◆ Stated exercise ◆
Only lines with the string "type" matter here; gather them from the material below.

◆ Records for this exercise ◆
>> start

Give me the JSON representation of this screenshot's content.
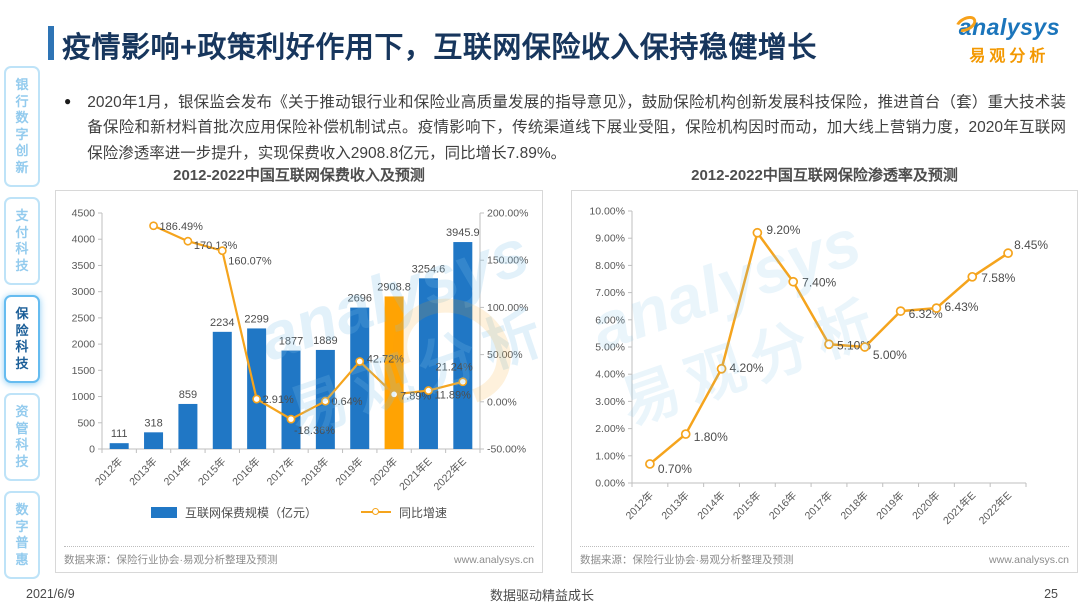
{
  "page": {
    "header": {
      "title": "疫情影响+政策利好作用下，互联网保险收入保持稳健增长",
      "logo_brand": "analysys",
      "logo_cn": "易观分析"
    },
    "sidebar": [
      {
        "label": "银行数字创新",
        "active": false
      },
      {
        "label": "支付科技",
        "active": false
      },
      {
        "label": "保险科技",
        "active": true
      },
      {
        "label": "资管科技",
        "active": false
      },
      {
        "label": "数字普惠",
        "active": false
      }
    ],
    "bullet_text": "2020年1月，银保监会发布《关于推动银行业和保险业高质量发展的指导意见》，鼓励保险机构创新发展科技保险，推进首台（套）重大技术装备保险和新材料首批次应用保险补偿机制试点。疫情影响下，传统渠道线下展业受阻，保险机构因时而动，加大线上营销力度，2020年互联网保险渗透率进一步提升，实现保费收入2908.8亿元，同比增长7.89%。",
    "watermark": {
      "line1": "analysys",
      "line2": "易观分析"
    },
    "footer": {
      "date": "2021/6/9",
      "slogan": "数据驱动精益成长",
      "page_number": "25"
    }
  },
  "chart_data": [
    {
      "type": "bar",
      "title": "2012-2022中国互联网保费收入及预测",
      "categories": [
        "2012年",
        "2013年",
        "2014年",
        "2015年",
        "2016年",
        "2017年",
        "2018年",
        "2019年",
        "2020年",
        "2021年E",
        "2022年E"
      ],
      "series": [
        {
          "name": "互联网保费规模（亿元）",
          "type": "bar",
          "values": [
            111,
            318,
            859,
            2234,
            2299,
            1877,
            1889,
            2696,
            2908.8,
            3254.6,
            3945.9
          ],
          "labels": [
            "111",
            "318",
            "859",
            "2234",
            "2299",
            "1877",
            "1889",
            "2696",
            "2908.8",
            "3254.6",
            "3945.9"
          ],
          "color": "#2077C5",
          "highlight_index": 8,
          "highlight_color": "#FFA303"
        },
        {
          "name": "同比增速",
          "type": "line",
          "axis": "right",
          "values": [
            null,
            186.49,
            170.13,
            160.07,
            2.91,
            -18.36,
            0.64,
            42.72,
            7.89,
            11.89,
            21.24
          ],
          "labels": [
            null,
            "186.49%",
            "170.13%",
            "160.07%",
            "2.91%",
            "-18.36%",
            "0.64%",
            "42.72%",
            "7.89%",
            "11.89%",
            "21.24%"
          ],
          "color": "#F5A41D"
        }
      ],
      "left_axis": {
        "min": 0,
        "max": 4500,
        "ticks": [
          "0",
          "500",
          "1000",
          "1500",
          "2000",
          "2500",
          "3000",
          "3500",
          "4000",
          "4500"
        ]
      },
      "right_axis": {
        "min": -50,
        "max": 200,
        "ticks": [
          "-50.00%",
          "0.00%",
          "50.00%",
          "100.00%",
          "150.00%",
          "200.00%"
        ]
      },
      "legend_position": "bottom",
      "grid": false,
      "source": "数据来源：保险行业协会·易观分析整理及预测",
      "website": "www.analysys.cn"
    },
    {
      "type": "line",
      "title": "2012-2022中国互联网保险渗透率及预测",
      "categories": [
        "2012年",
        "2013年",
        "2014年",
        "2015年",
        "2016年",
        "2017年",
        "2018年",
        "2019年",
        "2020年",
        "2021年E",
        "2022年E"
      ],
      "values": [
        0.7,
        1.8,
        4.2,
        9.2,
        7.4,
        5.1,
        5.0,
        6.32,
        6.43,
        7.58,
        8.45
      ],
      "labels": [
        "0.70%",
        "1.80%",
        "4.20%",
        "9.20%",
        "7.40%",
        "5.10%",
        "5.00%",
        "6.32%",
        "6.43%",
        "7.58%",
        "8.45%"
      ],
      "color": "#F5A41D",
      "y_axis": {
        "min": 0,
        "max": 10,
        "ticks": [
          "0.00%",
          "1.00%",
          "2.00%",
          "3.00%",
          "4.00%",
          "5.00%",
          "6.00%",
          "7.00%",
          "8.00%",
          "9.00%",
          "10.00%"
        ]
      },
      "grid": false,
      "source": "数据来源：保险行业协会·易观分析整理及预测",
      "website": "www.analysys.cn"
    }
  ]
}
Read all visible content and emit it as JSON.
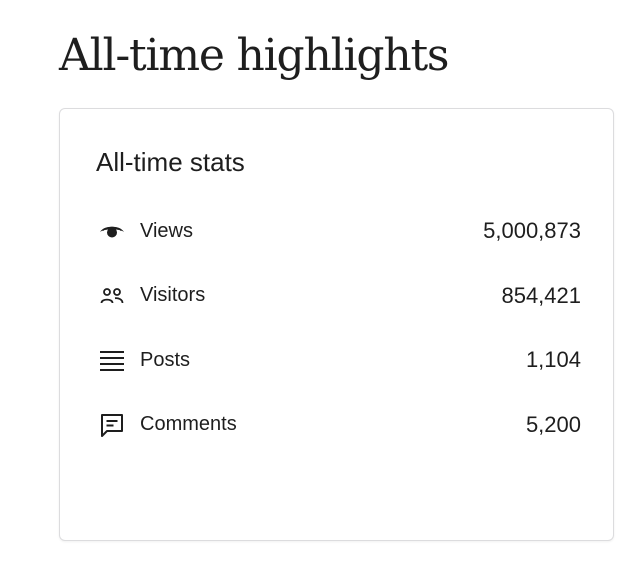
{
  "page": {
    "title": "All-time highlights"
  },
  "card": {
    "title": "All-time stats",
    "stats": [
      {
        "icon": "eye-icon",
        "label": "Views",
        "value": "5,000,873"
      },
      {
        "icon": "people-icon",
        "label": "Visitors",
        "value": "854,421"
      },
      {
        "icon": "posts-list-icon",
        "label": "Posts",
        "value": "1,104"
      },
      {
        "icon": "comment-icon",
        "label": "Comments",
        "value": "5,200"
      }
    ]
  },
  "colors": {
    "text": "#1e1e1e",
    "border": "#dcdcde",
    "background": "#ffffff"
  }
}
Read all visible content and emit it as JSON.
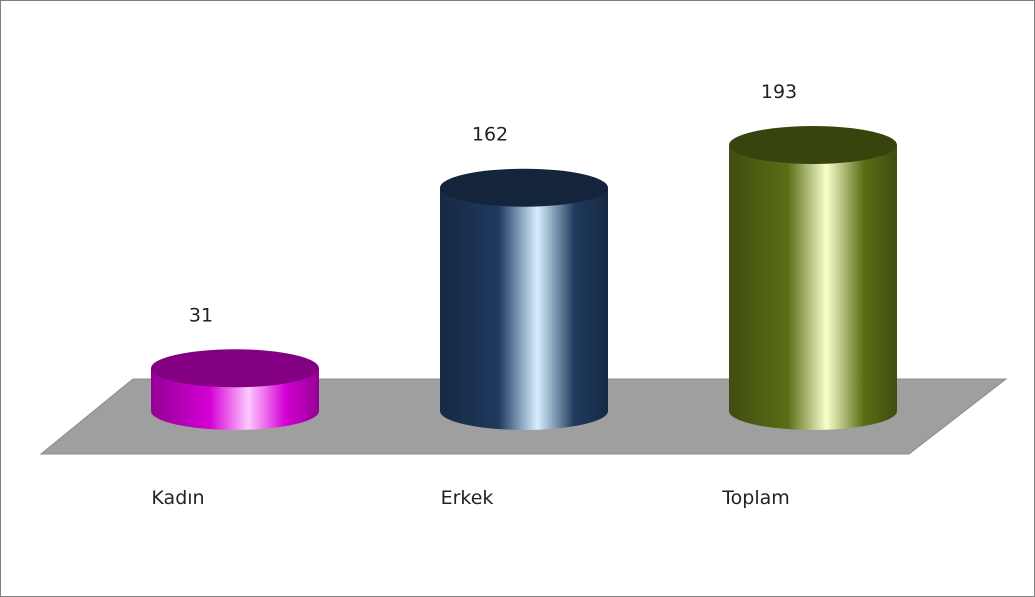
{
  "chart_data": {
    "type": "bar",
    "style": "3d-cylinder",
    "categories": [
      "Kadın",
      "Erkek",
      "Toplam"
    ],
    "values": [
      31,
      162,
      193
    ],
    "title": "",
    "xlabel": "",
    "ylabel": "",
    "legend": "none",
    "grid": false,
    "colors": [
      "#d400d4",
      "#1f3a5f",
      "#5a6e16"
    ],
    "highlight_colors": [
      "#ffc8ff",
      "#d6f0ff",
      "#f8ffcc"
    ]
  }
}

>> end
>> start

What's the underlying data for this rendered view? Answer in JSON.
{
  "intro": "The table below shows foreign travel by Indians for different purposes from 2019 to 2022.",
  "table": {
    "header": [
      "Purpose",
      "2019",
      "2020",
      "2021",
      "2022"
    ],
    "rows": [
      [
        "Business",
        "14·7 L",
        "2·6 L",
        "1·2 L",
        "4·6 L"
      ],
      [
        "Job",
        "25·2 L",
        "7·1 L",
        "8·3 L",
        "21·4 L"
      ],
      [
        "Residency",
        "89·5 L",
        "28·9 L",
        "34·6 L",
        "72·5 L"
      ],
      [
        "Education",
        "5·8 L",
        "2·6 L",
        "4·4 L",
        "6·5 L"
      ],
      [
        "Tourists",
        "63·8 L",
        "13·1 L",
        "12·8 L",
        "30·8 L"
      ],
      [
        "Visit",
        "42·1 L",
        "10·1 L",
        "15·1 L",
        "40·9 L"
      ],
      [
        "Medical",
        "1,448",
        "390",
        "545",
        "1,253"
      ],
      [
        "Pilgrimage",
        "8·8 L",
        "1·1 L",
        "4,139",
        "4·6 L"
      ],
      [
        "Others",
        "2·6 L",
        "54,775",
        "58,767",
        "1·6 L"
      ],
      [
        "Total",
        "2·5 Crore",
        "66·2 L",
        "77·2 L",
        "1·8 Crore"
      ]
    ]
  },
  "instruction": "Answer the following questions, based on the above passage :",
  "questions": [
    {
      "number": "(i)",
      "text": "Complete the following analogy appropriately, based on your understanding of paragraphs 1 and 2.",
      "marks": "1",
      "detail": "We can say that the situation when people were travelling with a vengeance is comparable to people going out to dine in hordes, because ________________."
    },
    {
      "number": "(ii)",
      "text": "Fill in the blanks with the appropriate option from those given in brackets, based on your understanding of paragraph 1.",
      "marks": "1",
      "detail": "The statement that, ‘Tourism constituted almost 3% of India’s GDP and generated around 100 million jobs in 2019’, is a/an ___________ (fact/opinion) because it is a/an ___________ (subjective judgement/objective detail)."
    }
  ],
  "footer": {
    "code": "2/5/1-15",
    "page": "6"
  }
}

>> end

◆ Result of this exercise ◆
      "type": "bar",
          "type": "bar",
          "type": "line",
      "type": "line",
    "type": "bar",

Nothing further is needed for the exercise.